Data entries
--- begin ---

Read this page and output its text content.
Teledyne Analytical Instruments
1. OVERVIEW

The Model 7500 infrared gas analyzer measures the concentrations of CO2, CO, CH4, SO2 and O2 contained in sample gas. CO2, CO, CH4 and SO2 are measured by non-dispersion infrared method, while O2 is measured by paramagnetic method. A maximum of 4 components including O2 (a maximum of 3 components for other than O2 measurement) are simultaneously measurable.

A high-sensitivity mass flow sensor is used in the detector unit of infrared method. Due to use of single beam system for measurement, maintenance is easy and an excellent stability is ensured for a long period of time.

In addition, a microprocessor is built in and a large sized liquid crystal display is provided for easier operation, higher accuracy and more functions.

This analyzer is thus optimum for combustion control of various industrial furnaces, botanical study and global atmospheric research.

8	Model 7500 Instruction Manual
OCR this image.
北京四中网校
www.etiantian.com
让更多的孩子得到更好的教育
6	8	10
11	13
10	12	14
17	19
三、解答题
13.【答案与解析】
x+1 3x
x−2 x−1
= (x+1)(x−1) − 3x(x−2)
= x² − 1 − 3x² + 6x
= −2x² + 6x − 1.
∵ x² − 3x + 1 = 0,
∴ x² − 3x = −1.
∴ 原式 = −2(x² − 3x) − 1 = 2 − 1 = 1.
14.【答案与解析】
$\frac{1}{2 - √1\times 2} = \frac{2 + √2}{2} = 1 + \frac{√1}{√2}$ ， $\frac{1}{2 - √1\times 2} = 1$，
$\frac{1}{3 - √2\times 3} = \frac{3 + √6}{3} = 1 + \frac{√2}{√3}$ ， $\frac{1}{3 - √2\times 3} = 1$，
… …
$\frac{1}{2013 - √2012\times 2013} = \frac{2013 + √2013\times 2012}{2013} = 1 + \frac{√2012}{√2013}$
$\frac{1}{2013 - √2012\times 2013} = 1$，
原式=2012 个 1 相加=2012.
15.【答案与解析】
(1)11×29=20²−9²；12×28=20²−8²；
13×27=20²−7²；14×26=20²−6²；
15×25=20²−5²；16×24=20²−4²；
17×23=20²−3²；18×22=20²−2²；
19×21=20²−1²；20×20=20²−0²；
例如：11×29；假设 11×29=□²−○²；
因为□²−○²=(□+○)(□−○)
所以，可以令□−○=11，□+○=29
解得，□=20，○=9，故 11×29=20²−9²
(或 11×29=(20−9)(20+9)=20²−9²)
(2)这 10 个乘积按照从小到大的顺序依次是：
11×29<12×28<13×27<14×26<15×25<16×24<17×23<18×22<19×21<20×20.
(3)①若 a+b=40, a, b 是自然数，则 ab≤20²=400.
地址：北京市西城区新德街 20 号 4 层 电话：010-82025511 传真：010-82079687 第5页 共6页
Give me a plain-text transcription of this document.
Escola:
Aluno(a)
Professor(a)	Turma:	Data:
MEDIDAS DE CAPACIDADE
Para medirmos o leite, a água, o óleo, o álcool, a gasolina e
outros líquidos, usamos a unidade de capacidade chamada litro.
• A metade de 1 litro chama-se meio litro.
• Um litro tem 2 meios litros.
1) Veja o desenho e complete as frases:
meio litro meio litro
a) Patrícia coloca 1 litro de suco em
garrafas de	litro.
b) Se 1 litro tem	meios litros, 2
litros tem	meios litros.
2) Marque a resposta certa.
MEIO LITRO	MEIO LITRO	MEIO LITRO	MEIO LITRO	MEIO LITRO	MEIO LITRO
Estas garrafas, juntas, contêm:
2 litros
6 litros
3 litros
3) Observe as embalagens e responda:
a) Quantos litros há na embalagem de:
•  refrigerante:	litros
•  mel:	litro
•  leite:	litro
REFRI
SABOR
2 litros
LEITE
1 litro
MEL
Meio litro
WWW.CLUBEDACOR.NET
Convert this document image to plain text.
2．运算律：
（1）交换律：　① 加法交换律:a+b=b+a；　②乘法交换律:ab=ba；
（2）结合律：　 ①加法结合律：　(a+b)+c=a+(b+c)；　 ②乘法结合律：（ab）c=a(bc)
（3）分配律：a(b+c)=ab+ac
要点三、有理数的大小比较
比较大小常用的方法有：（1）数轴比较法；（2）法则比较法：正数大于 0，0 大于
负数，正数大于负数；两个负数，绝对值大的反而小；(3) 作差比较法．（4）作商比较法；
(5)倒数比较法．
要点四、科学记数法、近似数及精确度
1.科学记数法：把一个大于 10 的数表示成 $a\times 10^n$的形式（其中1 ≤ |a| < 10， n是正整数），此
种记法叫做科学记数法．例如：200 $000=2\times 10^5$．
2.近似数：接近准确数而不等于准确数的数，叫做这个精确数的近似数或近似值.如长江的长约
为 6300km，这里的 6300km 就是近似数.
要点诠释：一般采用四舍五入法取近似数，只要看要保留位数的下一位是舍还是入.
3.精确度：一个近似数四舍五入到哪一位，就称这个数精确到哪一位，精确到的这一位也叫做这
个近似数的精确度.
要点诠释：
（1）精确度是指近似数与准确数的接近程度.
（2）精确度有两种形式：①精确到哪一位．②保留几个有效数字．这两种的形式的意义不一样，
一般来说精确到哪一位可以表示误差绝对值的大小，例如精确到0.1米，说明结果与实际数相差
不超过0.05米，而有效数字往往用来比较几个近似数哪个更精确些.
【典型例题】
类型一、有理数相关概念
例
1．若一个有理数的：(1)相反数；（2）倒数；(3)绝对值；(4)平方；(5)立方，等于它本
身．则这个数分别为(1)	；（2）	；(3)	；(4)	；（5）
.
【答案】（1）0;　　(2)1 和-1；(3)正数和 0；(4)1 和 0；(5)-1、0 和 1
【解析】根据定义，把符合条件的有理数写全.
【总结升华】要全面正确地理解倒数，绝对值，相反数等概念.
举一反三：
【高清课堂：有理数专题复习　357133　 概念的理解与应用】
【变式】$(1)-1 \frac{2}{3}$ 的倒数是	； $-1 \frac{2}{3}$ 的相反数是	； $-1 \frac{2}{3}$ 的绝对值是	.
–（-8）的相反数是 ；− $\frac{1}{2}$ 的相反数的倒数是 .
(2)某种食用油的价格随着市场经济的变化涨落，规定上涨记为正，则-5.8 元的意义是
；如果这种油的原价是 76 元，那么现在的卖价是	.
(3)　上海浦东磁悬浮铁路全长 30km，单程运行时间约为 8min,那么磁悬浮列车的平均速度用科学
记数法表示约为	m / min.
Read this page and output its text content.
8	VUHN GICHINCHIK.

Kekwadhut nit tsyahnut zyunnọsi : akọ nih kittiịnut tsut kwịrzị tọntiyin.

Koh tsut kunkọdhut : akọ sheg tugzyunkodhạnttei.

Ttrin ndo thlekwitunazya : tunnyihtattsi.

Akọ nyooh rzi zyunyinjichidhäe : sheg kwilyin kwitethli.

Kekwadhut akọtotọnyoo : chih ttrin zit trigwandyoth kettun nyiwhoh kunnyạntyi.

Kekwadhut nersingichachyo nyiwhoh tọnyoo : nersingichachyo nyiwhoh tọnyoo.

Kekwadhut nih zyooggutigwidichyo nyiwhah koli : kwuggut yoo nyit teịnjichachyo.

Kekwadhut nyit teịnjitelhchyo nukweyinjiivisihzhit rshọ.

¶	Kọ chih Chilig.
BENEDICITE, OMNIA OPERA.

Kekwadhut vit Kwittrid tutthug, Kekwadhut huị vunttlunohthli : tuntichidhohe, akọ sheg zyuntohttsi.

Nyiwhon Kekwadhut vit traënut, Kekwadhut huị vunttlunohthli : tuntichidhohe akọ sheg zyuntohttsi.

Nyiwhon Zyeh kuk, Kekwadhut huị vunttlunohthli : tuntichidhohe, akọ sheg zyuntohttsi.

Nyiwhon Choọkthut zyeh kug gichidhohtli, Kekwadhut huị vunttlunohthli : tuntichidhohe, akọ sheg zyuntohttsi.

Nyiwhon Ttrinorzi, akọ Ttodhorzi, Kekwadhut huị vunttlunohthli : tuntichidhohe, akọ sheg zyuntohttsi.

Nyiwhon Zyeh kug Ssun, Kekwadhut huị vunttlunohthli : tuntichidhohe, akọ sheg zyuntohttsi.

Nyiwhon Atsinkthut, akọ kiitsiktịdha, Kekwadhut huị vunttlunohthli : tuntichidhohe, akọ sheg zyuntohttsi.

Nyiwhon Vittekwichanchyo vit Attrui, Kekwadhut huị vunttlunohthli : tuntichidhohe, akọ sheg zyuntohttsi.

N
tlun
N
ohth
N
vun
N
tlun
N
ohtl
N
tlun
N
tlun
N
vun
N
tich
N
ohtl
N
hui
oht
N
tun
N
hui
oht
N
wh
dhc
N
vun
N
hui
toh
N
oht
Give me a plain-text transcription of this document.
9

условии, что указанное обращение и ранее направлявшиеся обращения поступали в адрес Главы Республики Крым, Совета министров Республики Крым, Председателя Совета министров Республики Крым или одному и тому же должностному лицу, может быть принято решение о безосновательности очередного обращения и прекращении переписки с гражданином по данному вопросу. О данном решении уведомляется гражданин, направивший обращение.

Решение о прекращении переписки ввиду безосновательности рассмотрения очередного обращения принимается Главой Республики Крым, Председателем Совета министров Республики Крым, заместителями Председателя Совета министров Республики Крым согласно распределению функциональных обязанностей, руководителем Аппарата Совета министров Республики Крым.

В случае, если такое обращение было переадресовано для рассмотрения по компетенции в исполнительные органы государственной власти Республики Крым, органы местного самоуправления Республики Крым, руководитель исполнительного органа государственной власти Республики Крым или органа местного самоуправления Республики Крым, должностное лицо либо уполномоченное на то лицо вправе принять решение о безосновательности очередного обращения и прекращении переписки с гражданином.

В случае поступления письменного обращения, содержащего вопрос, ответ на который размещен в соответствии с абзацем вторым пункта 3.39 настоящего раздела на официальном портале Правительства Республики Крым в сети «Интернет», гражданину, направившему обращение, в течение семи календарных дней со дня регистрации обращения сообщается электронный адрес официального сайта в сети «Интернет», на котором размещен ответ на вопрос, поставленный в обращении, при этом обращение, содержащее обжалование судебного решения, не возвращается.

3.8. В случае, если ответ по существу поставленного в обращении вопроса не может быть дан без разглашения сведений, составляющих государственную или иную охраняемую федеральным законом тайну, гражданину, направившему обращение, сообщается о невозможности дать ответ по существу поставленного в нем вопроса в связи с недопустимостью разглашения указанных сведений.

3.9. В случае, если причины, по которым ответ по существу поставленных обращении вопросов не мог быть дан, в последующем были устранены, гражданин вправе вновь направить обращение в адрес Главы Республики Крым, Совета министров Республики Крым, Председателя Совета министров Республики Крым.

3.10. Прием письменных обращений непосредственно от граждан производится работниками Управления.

--- end ---

Go through the records and show every line with the string "chih" in it.

REPLY TO THE EXERCISE |
Kekwadhut akọtotọnyoo : chih ttrin zit trigwandyoth kettun nyiwhoh kunnyạntyi.
¶	Kọ chih Chilig.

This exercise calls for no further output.